### Work instruction 1
Copy the BDNF bladder captions from "Immunohistochemical analysis of" to "SM, smooth muscle." word for word.
### Work instruction 2
Answer these questions about the BDNF bladder captions:
(a) In which channel were the DAPI counterstain images taken?
(b) What concentration of neostigmine was present for the frequency-response curve?
(c) At which stimulation frequencies did the comparison of normalized amplitude show significantly increased responses in the BDNF group?
### Work instruction 3
Resume the BDNF bladder captions, picking up right after their final line.

(Source text begins)

Immunohistochemical analysis of BDNF-induced genomic changes. Immunohistochemical analysis confirmed the BDNF-induced upregulation of ChAT, VAChT, M2 receptor (M2), and Connexin-43 (Cx43) genes. The higher expression of ChAT and BDNF was colocalized in rat detrusor smooth muscle. The double staining for VAChT is shown together with Cx43. BDNF selectively increased the expression of M2 and Cx43, whereas the expression of M3 receptor (M3), gap junction protein Connexin-45 (Cx45), and β₃-adrenergic receptor (β₃AR) remained unchanged. Alexa fluor 488 staining was viewed in the 515- to 550-nm channel, whereas Alexa flour 594 was viewed in the 604- to 644-nm channel, and the corresponding DAPI counterstain images were taken in the 418- to 473-nm channel. Magnification is indicated by scale bar. U, urothelium; SM, smooth muscle.

Fig. 6.

Functionality of enhanced cholinergic neurotransmission in bladder. A and B: representative tracings of electrical field stimulation (EFS; 1–64 Hz; 20 V, 5-ms pulses for 2-s duration) evoked contractions in urothelium intact bladder strips from luciferase- and BDNF-transfected groups. C: comparison of normalized amplitude at each stimulation frequency showed significantly increased responses at 16, 32, and 64 Hz in the BDNF group. D and E: representative tracings for the frequency-response curve in the presence of 1 µM neostigmine. F: comparison of peak contraction amplitude normalized to wet strip weight at respective stimulation frequency in the presence of neostigmine showed a significantly increased response in the BDNF group from 4 to 64 Hz. (*P < 0.05, **P < 0. 01, and ***P < 0.001; 2-way ANOVA, followed by Bonferroni’s post hoc test).

Fig. 7.

(Source text ends)
(Available data begins)

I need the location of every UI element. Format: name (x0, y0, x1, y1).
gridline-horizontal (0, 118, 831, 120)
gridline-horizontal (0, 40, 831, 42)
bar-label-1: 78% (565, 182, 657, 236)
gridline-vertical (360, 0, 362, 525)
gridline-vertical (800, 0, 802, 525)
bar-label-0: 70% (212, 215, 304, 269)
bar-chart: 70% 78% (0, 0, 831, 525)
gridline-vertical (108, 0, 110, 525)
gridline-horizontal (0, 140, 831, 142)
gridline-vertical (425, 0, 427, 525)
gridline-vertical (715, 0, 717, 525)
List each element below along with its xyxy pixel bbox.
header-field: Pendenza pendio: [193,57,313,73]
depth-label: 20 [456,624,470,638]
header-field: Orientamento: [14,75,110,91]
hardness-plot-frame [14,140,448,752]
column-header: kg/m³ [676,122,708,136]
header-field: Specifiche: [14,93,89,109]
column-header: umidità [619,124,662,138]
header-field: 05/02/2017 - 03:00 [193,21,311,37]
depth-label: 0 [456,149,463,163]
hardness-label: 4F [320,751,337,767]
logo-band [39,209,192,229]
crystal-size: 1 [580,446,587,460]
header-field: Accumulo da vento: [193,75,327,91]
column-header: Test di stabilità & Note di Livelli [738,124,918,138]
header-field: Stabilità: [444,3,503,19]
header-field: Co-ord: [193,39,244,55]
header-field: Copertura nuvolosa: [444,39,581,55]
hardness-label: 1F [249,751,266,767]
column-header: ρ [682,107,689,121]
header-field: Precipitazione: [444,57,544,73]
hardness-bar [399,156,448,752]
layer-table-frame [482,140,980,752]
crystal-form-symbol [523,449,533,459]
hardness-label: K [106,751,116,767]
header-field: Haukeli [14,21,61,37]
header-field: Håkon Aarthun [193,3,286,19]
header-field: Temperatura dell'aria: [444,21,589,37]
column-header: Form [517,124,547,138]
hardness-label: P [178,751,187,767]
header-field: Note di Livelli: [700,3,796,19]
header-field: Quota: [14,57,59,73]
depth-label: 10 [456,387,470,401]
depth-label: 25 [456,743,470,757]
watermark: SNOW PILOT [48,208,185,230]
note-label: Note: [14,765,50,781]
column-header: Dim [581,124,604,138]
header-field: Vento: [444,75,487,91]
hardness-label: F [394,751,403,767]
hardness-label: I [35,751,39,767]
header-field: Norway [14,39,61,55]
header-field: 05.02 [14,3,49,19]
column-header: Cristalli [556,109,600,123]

(Available data ends)

### Result 1
Immunohistochemical analysis of BDNF-induced genomic changes. Immunohistochemical analysis confirmed the BDNF-induced upregulation of ChAT, VAChT, M2 receptor (M2), and Connexin-43 (Cx43) genes. The higher expression of ChAT and BDNF was colocalized in rat detrusor smooth muscle. The double staining for VAChT is shown together with Cx43. BDNF selectively increased the expression of M2 and Cx43, whereas the expression of M3 receptor (M3), gap junction protein Connexin-45 (Cx45), and β₃-adrenergic receptor (β₃AR) remained unchanged. Alexa fluor 488 staining was viewed in the 515- to 550-nm channel, whereas Alexa flour 594 was viewed in the 604- to 644-nm channel, and the corresponding DAPI counterstain images were taken in the 418- to 473-nm channel. Magnification is indicated by scale bar. U, urothelium; SM, smooth muscle.

### Result 2
(a) The 418- to 473-nm channel.
(b) 1 µM.
(c) 16, 32, and 64 Hz.

### Result 3
Atropine-sensitive EFS contractile response. A: the ACh release evoked by EFS is dominant at >10 Hz, and the consequent contractile response is sensitive to the muscarinic receptor antagonist atropine. B: the peak contractile response normalized to strip weight in the BDNF group was significantly elevated (2.81 ± 0.30 mN/mg) relative to the luciferase group (1.25 ± 0.11 mg, P < 0.001) at the frequency of 20 Hz in the absence of atropine. In the presence of atropine, a significantly larger reduction of the peak contractile response was noted in BDNF group, as was evident from the larger Δ2 compared with Δ1 measured in the luciferase group (2-way ANOVA followed by Bonferroni’s post hoc test). Larger atropine sensitive component of evoked contractile response at 20 Hz in the BDNF group further confirms the findings obtained in the presence of neostigmine and led us to conclude that exogenous BDNF overexpression in bladder enhances the cholinergic neurotransmission, which is the primary mode of neurotransmission in the efferent arm of micturition reflex.

Fig. 8.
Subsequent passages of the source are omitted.